• Given problem:
Repeat every entry word for word, but leave the images out of your copy.

• Records for the exercise:
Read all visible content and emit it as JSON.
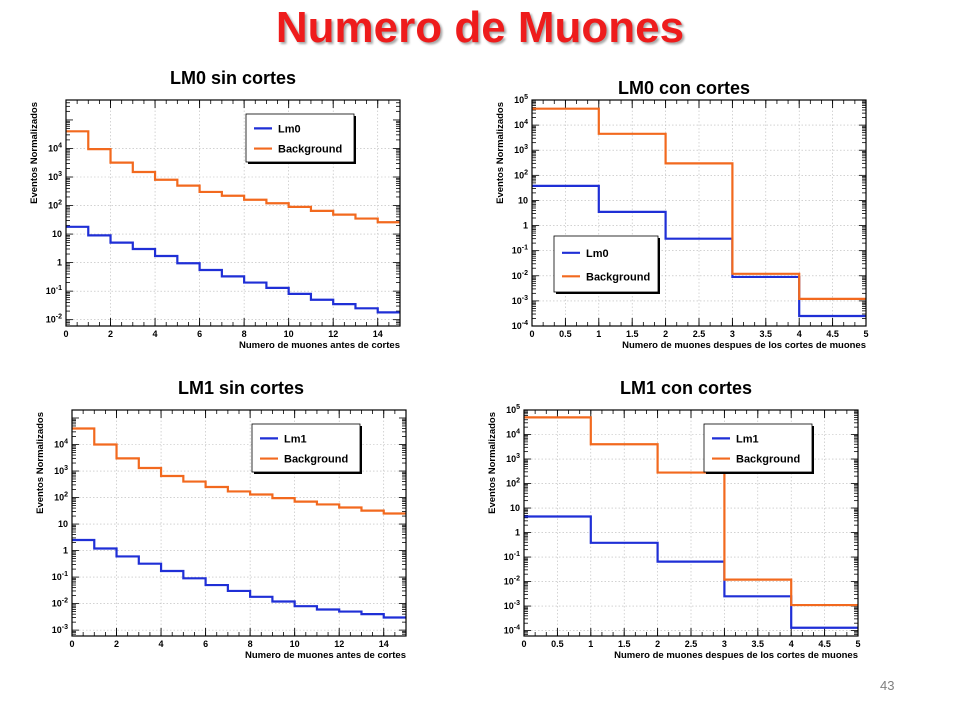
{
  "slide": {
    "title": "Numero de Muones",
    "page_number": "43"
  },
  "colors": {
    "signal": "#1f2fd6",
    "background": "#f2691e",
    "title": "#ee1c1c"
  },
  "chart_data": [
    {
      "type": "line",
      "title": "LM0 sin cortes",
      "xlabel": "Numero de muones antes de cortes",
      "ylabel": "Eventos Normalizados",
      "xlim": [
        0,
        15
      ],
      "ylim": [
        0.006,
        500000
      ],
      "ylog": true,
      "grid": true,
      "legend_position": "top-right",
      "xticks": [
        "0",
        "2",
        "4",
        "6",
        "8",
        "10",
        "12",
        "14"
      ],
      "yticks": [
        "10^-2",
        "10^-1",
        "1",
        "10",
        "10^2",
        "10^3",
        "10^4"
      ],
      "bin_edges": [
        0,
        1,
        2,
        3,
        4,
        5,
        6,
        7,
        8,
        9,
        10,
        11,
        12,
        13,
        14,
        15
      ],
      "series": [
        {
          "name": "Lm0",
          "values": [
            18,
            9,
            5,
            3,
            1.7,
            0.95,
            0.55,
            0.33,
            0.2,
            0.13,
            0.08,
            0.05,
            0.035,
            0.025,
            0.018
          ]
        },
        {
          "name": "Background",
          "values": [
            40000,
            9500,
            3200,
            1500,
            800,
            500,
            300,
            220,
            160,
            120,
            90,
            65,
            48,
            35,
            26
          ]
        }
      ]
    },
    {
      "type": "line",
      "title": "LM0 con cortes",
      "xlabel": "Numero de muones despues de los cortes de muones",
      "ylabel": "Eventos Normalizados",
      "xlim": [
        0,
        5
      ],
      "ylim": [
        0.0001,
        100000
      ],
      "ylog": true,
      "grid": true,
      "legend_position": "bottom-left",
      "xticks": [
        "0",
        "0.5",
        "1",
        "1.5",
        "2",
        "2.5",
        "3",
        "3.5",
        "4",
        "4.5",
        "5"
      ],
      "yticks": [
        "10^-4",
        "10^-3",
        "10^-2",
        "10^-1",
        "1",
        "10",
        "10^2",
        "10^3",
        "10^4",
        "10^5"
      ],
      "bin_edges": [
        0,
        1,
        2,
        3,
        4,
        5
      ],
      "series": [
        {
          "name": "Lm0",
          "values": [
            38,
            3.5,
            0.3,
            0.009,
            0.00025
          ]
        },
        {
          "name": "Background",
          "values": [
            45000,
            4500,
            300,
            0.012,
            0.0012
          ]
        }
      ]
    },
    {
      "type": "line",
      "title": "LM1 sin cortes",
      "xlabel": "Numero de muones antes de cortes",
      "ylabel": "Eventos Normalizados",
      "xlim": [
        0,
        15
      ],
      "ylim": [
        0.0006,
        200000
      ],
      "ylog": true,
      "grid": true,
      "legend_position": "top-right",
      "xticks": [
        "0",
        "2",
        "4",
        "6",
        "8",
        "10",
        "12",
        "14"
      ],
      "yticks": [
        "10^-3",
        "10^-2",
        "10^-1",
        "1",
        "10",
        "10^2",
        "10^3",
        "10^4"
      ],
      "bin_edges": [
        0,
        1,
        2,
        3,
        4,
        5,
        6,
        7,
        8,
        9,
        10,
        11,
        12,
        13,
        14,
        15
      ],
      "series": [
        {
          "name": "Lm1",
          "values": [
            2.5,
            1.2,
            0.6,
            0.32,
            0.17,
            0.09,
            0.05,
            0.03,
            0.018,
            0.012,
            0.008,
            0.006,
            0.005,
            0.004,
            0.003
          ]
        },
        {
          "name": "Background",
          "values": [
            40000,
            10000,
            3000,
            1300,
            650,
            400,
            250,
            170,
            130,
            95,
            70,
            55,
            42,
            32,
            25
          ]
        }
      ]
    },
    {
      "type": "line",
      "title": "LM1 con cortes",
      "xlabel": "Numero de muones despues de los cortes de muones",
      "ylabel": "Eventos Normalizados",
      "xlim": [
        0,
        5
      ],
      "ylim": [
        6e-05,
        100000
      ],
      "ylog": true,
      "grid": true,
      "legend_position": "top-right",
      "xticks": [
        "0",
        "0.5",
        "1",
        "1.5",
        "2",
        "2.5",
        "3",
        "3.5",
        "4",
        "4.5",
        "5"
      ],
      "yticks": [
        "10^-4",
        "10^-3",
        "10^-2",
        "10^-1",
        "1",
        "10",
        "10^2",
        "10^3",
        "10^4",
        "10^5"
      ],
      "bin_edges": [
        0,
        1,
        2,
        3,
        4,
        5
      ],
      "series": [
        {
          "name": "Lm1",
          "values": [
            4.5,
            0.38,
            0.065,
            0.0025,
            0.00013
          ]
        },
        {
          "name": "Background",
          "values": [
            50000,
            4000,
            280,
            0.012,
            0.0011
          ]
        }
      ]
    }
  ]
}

• Solution for this task:
Read all visible content and emit it as JSON.
{
  "slide": {
    "title": "Numero de Muones",
    "page_number": "43"
  },
  "colors": {
    "signal": "#1f2fd6",
    "background": "#f2691e",
    "title": "#ee1c1c"
  },
  "chart_data": [
    {
      "type": "line",
      "title": "LM0 sin cortes",
      "xlabel": "Numero de muones antes de cortes",
      "ylabel": "Eventos Normalizados",
      "xlim": [
        0,
        15
      ],
      "ylim": [
        0.006,
        500000
      ],
      "ylog": true,
      "grid": true,
      "legend_position": "top-right",
      "xticks": [
        "0",
        "2",
        "4",
        "6",
        "8",
        "10",
        "12",
        "14"
      ],
      "yticks": [
        "10^-2",
        "10^-1",
        "1",
        "10",
        "10^2",
        "10^3",
        "10^4"
      ],
      "bin_edges": [
        0,
        1,
        2,
        3,
        4,
        5,
        6,
        7,
        8,
        9,
        10,
        11,
        12,
        13,
        14,
        15
      ],
      "series": [
        {
          "name": "Lm0",
          "values": [
            18,
            9,
            5,
            3,
            1.7,
            0.95,
            0.55,
            0.33,
            0.2,
            0.13,
            0.08,
            0.05,
            0.035,
            0.025,
            0.018
          ]
        },
        {
          "name": "Background",
          "values": [
            40000,
            9500,
            3200,
            1500,
            800,
            500,
            300,
            220,
            160,
            120,
            90,
            65,
            48,
            35,
            26
          ]
        }
      ]
    },
    {
      "type": "line",
      "title": "LM0 con cortes",
      "xlabel": "Numero de muones despues de los cortes de muones",
      "ylabel": "Eventos Normalizados",
      "xlim": [
        0,
        5
      ],
      "ylim": [
        0.0001,
        100000
      ],
      "ylog": true,
      "grid": true,
      "legend_position": "bottom-left",
      "xticks": [
        "0",
        "0.5",
        "1",
        "1.5",
        "2",
        "2.5",
        "3",
        "3.5",
        "4",
        "4.5",
        "5"
      ],
      "yticks": [
        "10^-4",
        "10^-3",
        "10^-2",
        "10^-1",
        "1",
        "10",
        "10^2",
        "10^3",
        "10^4",
        "10^5"
      ],
      "bin_edges": [
        0,
        1,
        2,
        3,
        4,
        5
      ],
      "series": [
        {
          "name": "Lm0",
          "values": [
            38,
            3.5,
            0.3,
            0.009,
            0.00025
          ]
        },
        {
          "name": "Background",
          "values": [
            45000,
            4500,
            300,
            0.012,
            0.0012
          ]
        }
      ]
    },
    {
      "type": "line",
      "title": "LM1 sin cortes",
      "xlabel": "Numero de muones antes de cortes",
      "ylabel": "Eventos Normalizados",
      "xlim": [
        0,
        15
      ],
      "ylim": [
        0.0006,
        200000
      ],
      "ylog": true,
      "grid": true,
      "legend_position": "top-right",
      "xticks": [
        "0",
        "2",
        "4",
        "6",
        "8",
        "10",
        "12",
        "14"
      ],
      "yticks": [
        "10^-3",
        "10^-2",
        "10^-1",
        "1",
        "10",
        "10^2",
        "10^3",
        "10^4"
      ],
      "bin_edges": [
        0,
        1,
        2,
        3,
        4,
        5,
        6,
        7,
        8,
        9,
        10,
        11,
        12,
        13,
        14,
        15
      ],
      "series": [
        {
          "name": "Lm1",
          "values": [
            2.5,
            1.2,
            0.6,
            0.32,
            0.17,
            0.09,
            0.05,
            0.03,
            0.018,
            0.012,
            0.008,
            0.006,
            0.005,
            0.004,
            0.003
          ]
        },
        {
          "name": "Background",
          "values": [
            40000,
            10000,
            3000,
            1300,
            650,
            400,
            250,
            170,
            130,
            95,
            70,
            55,
            42,
            32,
            25
          ]
        }
      ]
    },
    {
      "type": "line",
      "title": "LM1 con cortes",
      "xlabel": "Numero de muones despues de los cortes de muones",
      "ylabel": "Eventos Normalizados",
      "xlim": [
        0,
        5
      ],
      "ylim": [
        6e-05,
        100000
      ],
      "ylog": true,
      "grid": true,
      "legend_position": "top-right",
      "xticks": [
        "0",
        "0.5",
        "1",
        "1.5",
        "2",
        "2.5",
        "3",
        "3.5",
        "4",
        "4.5",
        "5"
      ],
      "yticks": [
        "10^-4",
        "10^-3",
        "10^-2",
        "10^-1",
        "1",
        "10",
        "10^2",
        "10^3",
        "10^4",
        "10^5"
      ],
      "bin_edges": [
        0,
        1,
        2,
        3,
        4,
        5
      ],
      "series": [
        {
          "name": "Lm1",
          "values": [
            4.5,
            0.38,
            0.065,
            0.0025,
            0.00013
          ]
        },
        {
          "name": "Background",
          "values": [
            50000,
            4000,
            280,
            0.012,
            0.0011
          ]
        }
      ]
    }
  ]
}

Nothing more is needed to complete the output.